* [To be done]:
Repeat each entry word for word. Leave any images out of the copy.

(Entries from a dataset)
*-*-*
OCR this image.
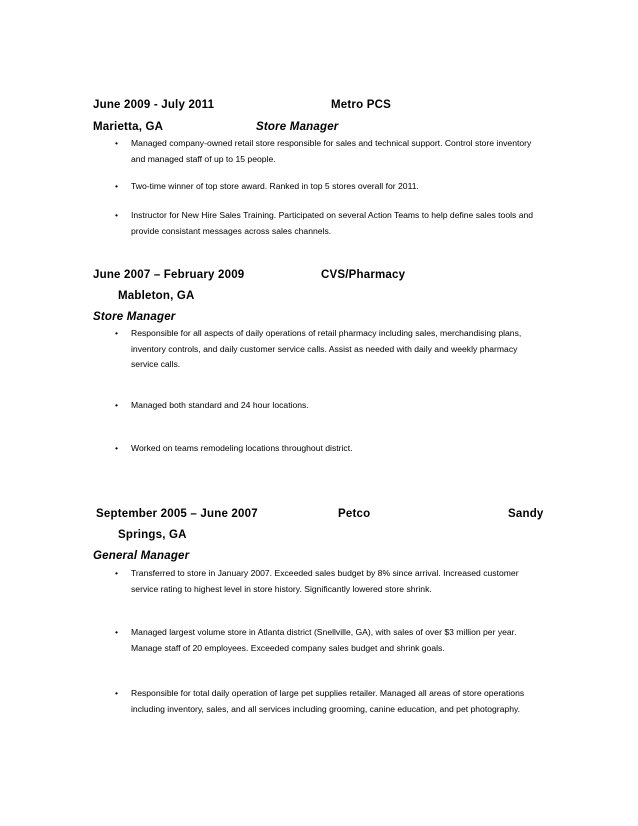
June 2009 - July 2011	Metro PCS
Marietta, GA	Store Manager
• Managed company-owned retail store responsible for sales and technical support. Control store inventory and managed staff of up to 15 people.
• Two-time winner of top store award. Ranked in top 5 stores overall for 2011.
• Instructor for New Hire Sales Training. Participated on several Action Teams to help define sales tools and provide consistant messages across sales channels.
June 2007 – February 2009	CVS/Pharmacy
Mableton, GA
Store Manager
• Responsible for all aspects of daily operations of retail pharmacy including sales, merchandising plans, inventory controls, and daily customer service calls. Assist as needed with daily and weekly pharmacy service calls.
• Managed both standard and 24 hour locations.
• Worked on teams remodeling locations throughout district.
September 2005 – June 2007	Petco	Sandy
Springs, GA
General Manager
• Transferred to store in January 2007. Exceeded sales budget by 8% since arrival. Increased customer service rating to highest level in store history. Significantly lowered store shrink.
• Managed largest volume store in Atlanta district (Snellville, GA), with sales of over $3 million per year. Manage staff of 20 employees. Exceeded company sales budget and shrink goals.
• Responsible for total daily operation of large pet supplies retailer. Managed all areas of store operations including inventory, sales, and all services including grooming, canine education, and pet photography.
*-*-*
* [Answer]:
OCR this image.
June 2009 - July 2011	Metro PCS
Marietta, GA	Store Manager
• Managed company-owned retail store responsible for sales and technical support. Control store inventory and managed staff of up to 15 people.
• Two-time winner of top store award. Ranked in top 5 stores overall for 2011.
• Instructor for New Hire Sales Training. Participated on several Action Teams to help define sales tools and provide consistant messages across sales channels.
June 2007 – February 2009	CVS/Pharmacy
Mableton, GA
Store Manager
• Responsible for all aspects of daily operations of retail pharmacy including sales, merchandising plans, inventory controls, and daily customer service calls. Assist as needed with daily and weekly pharmacy service calls.
• Managed both standard and 24 hour locations.
• Worked on teams remodeling locations throughout district.
September 2005 – June 2007	Petco	Sandy
Springs, GA
General Manager
• Transferred to store in January 2007. Exceeded sales budget by 8% since arrival. Increased customer service rating to highest level in store history. Significantly lowered store shrink.
• Managed largest volume store in Atlanta district (Snellville, GA), with sales of over $3 million per year. Manage staff of 20 employees. Exceeded company sales budget and shrink goals.
• Responsible for total daily operation of large pet supplies retailer. Managed all areas of store operations including inventory, sales, and all services including grooming, canine education, and pet photography.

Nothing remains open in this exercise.